JOB: Select and copy out every line in the records containing "quoque".

Records from a data source:

begin

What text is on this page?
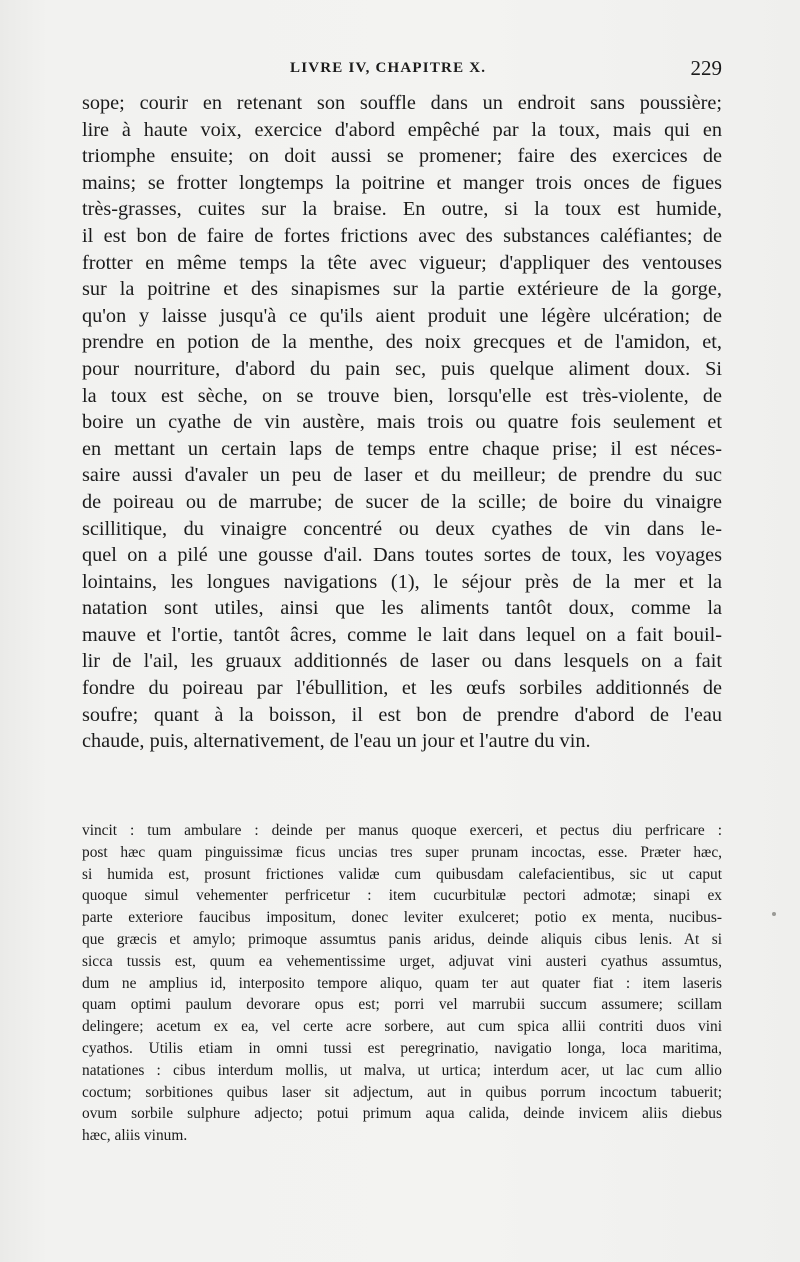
LIVRE IV, CHAPITRE X.	229
sope; courir en retenant son souffle dans un endroit sans poussière;
lire à haute voix, exercice d'abord empêché par la toux, mais qui en
triomphe ensuite; on doit aussi se promener; faire des exercices de
mains; se frotter longtemps la poitrine et manger trois onces de figues
très-grasses, cuites sur la braise. En outre, si la toux est humide,
il est bon de faire de fortes frictions avec des substances caléfiantes; de
frotter en même temps la tête avec vigueur; d'appliquer des ventouses
sur la poitrine et des sinapismes sur la partie extérieure de la gorge,
qu'on y laisse jusqu'à ce qu'ils aient produit une légère ulcération; de
prendre en potion de la menthe, des noix grecques et de l'amidon, et,
pour nourriture, d'abord du pain sec, puis quelque aliment doux. Si
la toux est sèche, on se trouve bien, lorsqu'elle est très-violente, de
boire un cyathe de vin austère, mais trois ou quatre fois seulement et
en mettant un certain laps de temps entre chaque prise; il est néces-
saire aussi d'avaler un peu de laser et du meilleur; de prendre du suc
de poireau ou de marrube; de sucer de la scille; de boire du vinaigre
scillitique, du vinaigre concentré ou deux cyathes de vin dans le-
quel on a pilé une gousse d'ail. Dans toutes sortes de toux, les voyages
lointains, les longues navigations (1), le séjour près de la mer et la
natation sont utiles, ainsi que les aliments tantôt doux, comme la
mauve et l'ortie, tantôt âcres, comme le lait dans lequel on a fait bouil-
lir de l'ail, les gruaux additionnés de laser ou dans lesquels on a fait
fondre du poireau par l'ébullition, et les œufs sorbiles additionnés de
soufre; quant à la boisson, il est bon de prendre d'abord de l'eau
chaude, puis, alternativement, de l'eau un jour et l'autre du vin.
vincit : tum ambulare : deinde per manus quoque exerceri, et pectus diu perfricare :
post hæc quam pinguissimæ ficus uncias tres super prunam incoctas, esse. Præter hæc,
si humida est, prosunt frictiones validæ cum quibusdam calefacientibus, sic ut caput
quoque simul vehementer perfricetur : item cucurbitulæ pectori admotæ; sinapi ex
parte exteriore faucibus impositum, donec leviter exulceret; potio ex menta, nucibus-
que græcis et amylo; primoque assumtus panis aridus, deinde aliquis cibus lenis. At si
sicca tussis est, quum ea vehementissime urget, adjuvat vini austeri cyathus assumtus,
dum ne amplius id, interposito tempore aliquo, quam ter aut quater fiat : item laseris
quam optimi paulum devorare opus est; porri vel marrubii succum assumere; scillam
delingere; acetum ex ea, vel certe acre sorbere, aut cum spica allii contriti duos vini
cyathos. Utilis etiam in omni tussi est peregrinatio, navigatio longa, loca maritima,
natationes : cibus interdum mollis, ut malva, ut urtica; interdum acer, ut lac cum allio
coctum; sorbitiones quibus laser sit adjectum, aut in quibus porrum incoctum tabuerit;
ovum sorbile sulphure adjecto; potui primum aqua calida, deinde invicem aliis diebus
hæc, aliis vinum.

end

EXERCISE ANSWER:
vincit : tum ambulare : deinde per manus quoque exerceri, et pectus diu perfricare :
quoque simul vehementer perfricetur : item cucurbitulæ pectori admotæ; sinapi ex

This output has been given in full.